─── SUPPLIED RECORDS

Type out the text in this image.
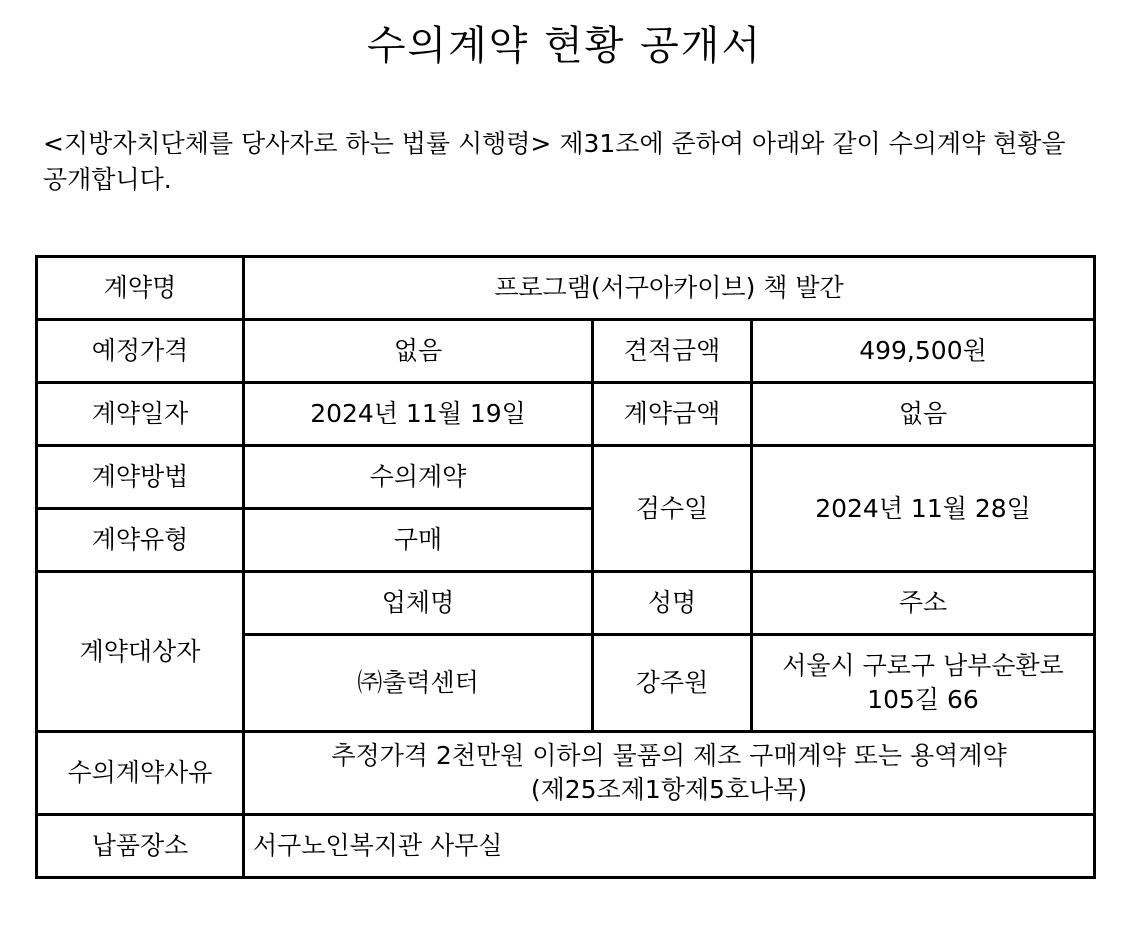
수의계약 현황 공개서

<지방자치단체를 당사자로 하는 법률 시행령> 제31조에 준하여 아래와 같이 수의계약 현황을 공개합니다.

계약명	프로그램(서구아카이브) 책 발간		
예정가격	없음	견적금액	499,500원
계약일자	2024년 11월 19일	계약금액	없음
계약방법	수의계약	검수일	2024년 11월 28일
계약유형	구매		
계약대상자	업체명	성명	주소
	㈜출력센터	강주원	서울시 구로구 남부순환로
105길 66

수의계약사유	추정가격 2천만원 이하의 물품의 제조 구매계약 또는 용역계약
(제25조제1항제5호나목)		

납품장소	서구노인복지관 사무실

──────

## EXERCISE PROMPT
Every entry must be written out exactly, with all pictures left out.

## RESPONSE FOR THIS EXERCISE
Type out the text in this image.
수의계약 현황 공개서

<지방자치단체를 당사자로 하는 법률 시행령> 제31조에 준하여 아래와 같이 수의계약 현황을 공개합니다.

계약명	프로그램(서구아카이브) 책 발간		
예정가격	없음	견적금액	499,500원
계약일자	2024년 11월 19일	계약금액	없음
계약방법	수의계약	검수일	2024년 11월 28일
계약유형	구매		
계약대상자	업체명	성명	주소
	㈜출력센터	강주원	서울시 구로구 남부순환로
105길 66

수의계약사유	추정가격 2천만원 이하의 물품의 제조 구매계약 또는 용역계약
(제25조제1항제5호나목)		

납품장소	서구노인복지관 사무실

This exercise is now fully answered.